§ **TASK STATEMENT**:
Track down each line that has the word "value" and copy it.
—————
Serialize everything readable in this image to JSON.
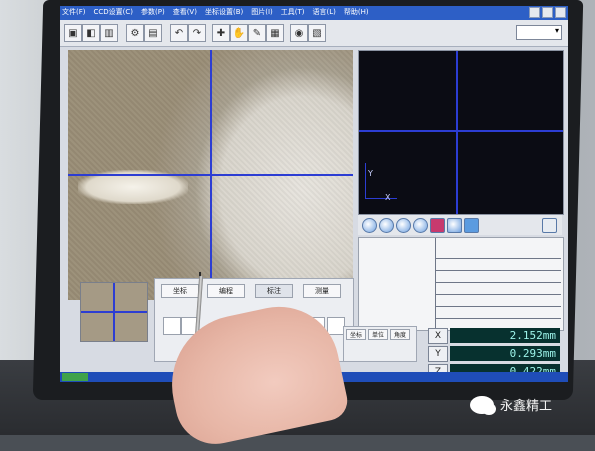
{
  "window": {
    "menus": [
      "文件(F)",
      "CCD设置(C)",
      "参数(P)",
      "查看(V)",
      "坐标设置(B)",
      "图片(I)",
      "工具(T)",
      "语言(L)",
      "帮助(H)"
    ]
  },
  "tabs": [
    "坐标",
    "编程",
    "标注",
    "测量"
  ],
  "bottom_panel": [
    "坐标",
    "单位",
    "角度"
  ],
  "readout": {
    "rows": [
      {
        "axis": "X",
        "value": "2.152mm"
      },
      {
        "axis": "Y",
        "value": "0.293mm"
      },
      {
        "axis": "Z",
        "value": "0.422mm"
      }
    ]
  },
  "graph": {
    "x_label": "X",
    "y_label": "Y"
  },
  "watermark": {
    "text": "永鑫精工"
  },
  "colors": {
    "crosshair": "#2c3dd3",
    "readout_bg": "#07312f",
    "readout_text": "#9df4ea",
    "menubar": "#2d5fc6"
  }
}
—————
§ **ANSWER TO THIS EXERCISE**:
        "value": "2.152mm"
        "value": "0.293mm"
        "value": "0.422mm"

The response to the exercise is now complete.